(Collected data entries)
========================================

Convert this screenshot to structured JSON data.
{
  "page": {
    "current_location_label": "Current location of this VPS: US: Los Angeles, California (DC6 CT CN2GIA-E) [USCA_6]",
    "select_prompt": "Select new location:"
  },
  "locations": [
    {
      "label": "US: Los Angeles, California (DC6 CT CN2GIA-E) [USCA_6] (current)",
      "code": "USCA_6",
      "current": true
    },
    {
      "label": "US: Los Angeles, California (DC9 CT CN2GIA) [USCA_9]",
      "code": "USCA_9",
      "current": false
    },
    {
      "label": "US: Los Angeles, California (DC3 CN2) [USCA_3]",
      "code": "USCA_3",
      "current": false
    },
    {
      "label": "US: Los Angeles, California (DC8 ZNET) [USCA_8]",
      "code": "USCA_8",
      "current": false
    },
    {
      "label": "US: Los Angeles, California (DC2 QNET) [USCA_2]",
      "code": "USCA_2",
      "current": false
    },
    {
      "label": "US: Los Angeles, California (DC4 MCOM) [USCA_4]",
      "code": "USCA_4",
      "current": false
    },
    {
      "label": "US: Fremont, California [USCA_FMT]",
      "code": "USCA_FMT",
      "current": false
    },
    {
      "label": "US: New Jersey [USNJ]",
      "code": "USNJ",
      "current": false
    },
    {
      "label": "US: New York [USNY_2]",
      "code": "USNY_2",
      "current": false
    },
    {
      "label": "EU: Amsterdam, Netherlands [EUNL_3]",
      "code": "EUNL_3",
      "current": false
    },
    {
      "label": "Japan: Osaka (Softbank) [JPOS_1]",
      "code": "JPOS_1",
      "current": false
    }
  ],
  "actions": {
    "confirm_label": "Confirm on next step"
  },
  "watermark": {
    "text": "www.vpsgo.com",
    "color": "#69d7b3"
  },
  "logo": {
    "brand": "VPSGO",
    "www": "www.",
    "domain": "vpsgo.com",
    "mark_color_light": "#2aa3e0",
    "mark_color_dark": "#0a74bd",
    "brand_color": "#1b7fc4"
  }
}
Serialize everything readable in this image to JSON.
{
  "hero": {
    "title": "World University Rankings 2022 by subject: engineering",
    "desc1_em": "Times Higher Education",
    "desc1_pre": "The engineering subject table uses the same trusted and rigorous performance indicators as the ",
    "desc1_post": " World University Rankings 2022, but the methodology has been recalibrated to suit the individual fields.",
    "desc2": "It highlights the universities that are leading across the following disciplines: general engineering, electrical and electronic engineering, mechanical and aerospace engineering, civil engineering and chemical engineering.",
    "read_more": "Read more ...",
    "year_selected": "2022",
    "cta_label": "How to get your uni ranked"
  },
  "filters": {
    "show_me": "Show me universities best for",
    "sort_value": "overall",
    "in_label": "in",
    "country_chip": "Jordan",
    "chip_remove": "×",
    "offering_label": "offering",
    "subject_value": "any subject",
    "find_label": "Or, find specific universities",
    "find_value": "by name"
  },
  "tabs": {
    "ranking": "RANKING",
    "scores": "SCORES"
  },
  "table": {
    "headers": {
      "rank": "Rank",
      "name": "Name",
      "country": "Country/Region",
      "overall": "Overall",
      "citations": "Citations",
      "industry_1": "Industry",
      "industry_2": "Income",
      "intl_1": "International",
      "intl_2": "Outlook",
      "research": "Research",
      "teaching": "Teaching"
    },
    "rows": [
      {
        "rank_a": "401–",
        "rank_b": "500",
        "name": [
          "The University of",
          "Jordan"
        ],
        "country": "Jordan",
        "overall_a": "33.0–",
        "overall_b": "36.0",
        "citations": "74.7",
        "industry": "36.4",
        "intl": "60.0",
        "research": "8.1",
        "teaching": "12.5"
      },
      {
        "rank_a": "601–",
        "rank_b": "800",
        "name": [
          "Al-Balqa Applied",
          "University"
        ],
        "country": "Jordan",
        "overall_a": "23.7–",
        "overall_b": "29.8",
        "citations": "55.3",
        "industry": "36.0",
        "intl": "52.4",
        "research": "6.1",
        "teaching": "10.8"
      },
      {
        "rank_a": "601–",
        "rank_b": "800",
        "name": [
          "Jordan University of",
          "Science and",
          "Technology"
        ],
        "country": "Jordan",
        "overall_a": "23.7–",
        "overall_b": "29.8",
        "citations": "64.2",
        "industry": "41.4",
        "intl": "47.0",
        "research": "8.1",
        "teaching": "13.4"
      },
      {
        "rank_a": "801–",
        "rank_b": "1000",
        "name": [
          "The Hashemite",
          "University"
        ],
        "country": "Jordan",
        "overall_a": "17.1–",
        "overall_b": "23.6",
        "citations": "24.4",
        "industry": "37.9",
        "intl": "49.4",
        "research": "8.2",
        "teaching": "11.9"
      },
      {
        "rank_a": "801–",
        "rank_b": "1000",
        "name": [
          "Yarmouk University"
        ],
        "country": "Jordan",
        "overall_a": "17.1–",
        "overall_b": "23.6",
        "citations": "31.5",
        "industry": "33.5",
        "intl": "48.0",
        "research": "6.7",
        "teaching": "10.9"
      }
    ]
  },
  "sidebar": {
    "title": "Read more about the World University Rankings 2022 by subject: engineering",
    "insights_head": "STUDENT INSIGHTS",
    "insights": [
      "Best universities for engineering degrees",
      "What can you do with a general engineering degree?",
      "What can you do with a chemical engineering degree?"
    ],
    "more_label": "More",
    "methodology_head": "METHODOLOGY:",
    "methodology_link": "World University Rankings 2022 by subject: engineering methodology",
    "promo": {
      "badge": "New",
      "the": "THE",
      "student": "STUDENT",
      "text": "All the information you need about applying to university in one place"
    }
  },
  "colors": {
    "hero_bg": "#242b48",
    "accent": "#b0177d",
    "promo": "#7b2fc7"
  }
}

========================================

**PROBLEM STATEMENT:** Every entry in the listing must be retyped exactly.

**EXERCISE RESPONSE:**
Convert this screenshot to structured JSON data.
{
  "page": {
    "current_location_label": "Current location of this VPS: US: Los Angeles, California (DC6 CT CN2GIA-E) [USCA_6]",
    "select_prompt": "Select new location:"
  },
  "locations": [
    {
      "label": "US: Los Angeles, California (DC6 CT CN2GIA-E) [USCA_6] (current)",
      "code": "USCA_6",
      "current": true
    },
    {
      "label": "US: Los Angeles, California (DC9 CT CN2GIA) [USCA_9]",
      "code": "USCA_9",
      "current": false
    },
    {
      "label": "US: Los Angeles, California (DC3 CN2) [USCA_3]",
      "code": "USCA_3",
      "current": false
    },
    {
      "label": "US: Los Angeles, California (DC8 ZNET) [USCA_8]",
      "code": "USCA_8",
      "current": false
    },
    {
      "label": "US: Los Angeles, California (DC2 QNET) [USCA_2]",
      "code": "USCA_2",
      "current": false
    },
    {
      "label": "US: Los Angeles, California (DC4 MCOM) [USCA_4]",
      "code": "USCA_4",
      "current": false
    },
    {
      "label": "US: Fremont, California [USCA_FMT]",
      "code": "USCA_FMT",
      "current": false
    },
    {
      "label": "US: New Jersey [USNJ]",
      "code": "USNJ",
      "current": false
    },
    {
      "label": "US: New York [USNY_2]",
      "code": "USNY_2",
      "current": false
    },
    {
      "label": "EU: Amsterdam, Netherlands [EUNL_3]",
      "code": "EUNL_3",
      "current": false
    },
    {
      "label": "Japan: Osaka (Softbank) [JPOS_1]",
      "code": "JPOS_1",
      "current": false
    }
  ],
  "actions": {
    "confirm_label": "Confirm on next step"
  },
  "watermark": {
    "text": "www.vpsgo.com",
    "color": "#69d7b3"
  },
  "logo": {
    "brand": "VPSGO",
    "www": "www.",
    "domain": "vpsgo.com",
    "mark_color_light": "#2aa3e0",
    "mark_color_dark": "#0a74bd",
    "brand_color": "#1b7fc4"
  }
}
Serialize everything readable in this image to JSON.
{
  "hero": {
    "title": "World University Rankings 2022 by subject: engineering",
    "desc1_em": "Times Higher Education",
    "desc1_pre": "The engineering subject table uses the same trusted and rigorous performance indicators as the ",
    "desc1_post": " World University Rankings 2022, but the methodology has been recalibrated to suit the individual fields.",
    "desc2": "It highlights the universities that are leading across the following disciplines: general engineering, electrical and electronic engineering, mechanical and aerospace engineering, civil engineering and chemical engineering.",
    "read_more": "Read more ...",
    "year_selected": "2022",
    "cta_label": "How to get your uni ranked"
  },
  "filters": {
    "show_me": "Show me universities best for",
    "sort_value": "overall",
    "in_label": "in",
    "country_chip": "Jordan",
    "chip_remove": "×",
    "offering_label": "offering",
    "subject_value": "any subject",
    "find_label": "Or, find specific universities",
    "find_value": "by name"
  },
  "tabs": {
    "ranking": "RANKING",
    "scores": "SCORES"
  },
  "table": {
    "headers": {
      "rank": "Rank",
      "name": "Name",
      "country": "Country/Region",
      "overall": "Overall",
      "citations": "Citations",
      "industry_1": "Industry",
      "industry_2": "Income",
      "intl_1": "International",
      "intl_2": "Outlook",
      "research": "Research",
      "teaching": "Teaching"
    },
    "rows": [
      {
        "rank_a": "401–",
        "rank_b": "500",
        "name": [
          "The University of",
          "Jordan"
        ],
        "country": "Jordan",
        "overall_a": "33.0–",
        "overall_b": "36.0",
        "citations": "74.7",
        "industry": "36.4",
        "intl": "60.0",
        "research": "8.1",
        "teaching": "12.5"
      },
      {
        "rank_a": "601–",
        "rank_b": "800",
        "name": [
          "Al-Balqa Applied",
          "University"
        ],
        "country": "Jordan",
        "overall_a": "23.7–",
        "overall_b": "29.8",
        "citations": "55.3",
        "industry": "36.0",
        "intl": "52.4",
        "research": "6.1",
        "teaching": "10.8"
      },
      {
        "rank_a": "601–",
        "rank_b": "800",
        "name": [
          "Jordan University of",
          "Science and",
          "Technology"
        ],
        "country": "Jordan",
        "overall_a": "23.7–",
        "overall_b": "29.8",
        "citations": "64.2",
        "industry": "41.4",
        "intl": "47.0",
        "research": "8.1",
        "teaching": "13.4"
      },
      {
        "rank_a": "801–",
        "rank_b": "1000",
        "name": [
          "The Hashemite",
          "University"
        ],
        "country": "Jordan",
        "overall_a": "17.1–",
        "overall_b": "23.6",
        "citations": "24.4",
        "industry": "37.9",
        "intl": "49.4",
        "research": "8.2",
        "teaching": "11.9"
      },
      {
        "rank_a": "801–",
        "rank_b": "1000",
        "name": [
          "Yarmouk University"
        ],
        "country": "Jordan",
        "overall_a": "17.1–",
        "overall_b": "23.6",
        "citations": "31.5",
        "industry": "33.5",
        "intl": "48.0",
        "research": "6.7",
        "teaching": "10.9"
      }
    ]
  },
  "sidebar": {
    "title": "Read more about the World University Rankings 2022 by subject: engineering",
    "insights_head": "STUDENT INSIGHTS",
    "insights": [
      "Best universities for engineering degrees",
      "What can you do with a general engineering degree?",
      "What can you do with a chemical engineering degree?"
    ],
    "more_label": "More",
    "methodology_head": "METHODOLOGY:",
    "methodology_link": "World University Rankings 2022 by subject: engineering methodology",
    "promo": {
      "badge": "New",
      "the": "THE",
      "student": "STUDENT",
      "text": "All the information you need about applying to university in one place"
    }
  },
  "colors": {
    "hero_bg": "#242b48",
    "accent": "#b0177d",
    "promo": "#7b2fc7"
  }
}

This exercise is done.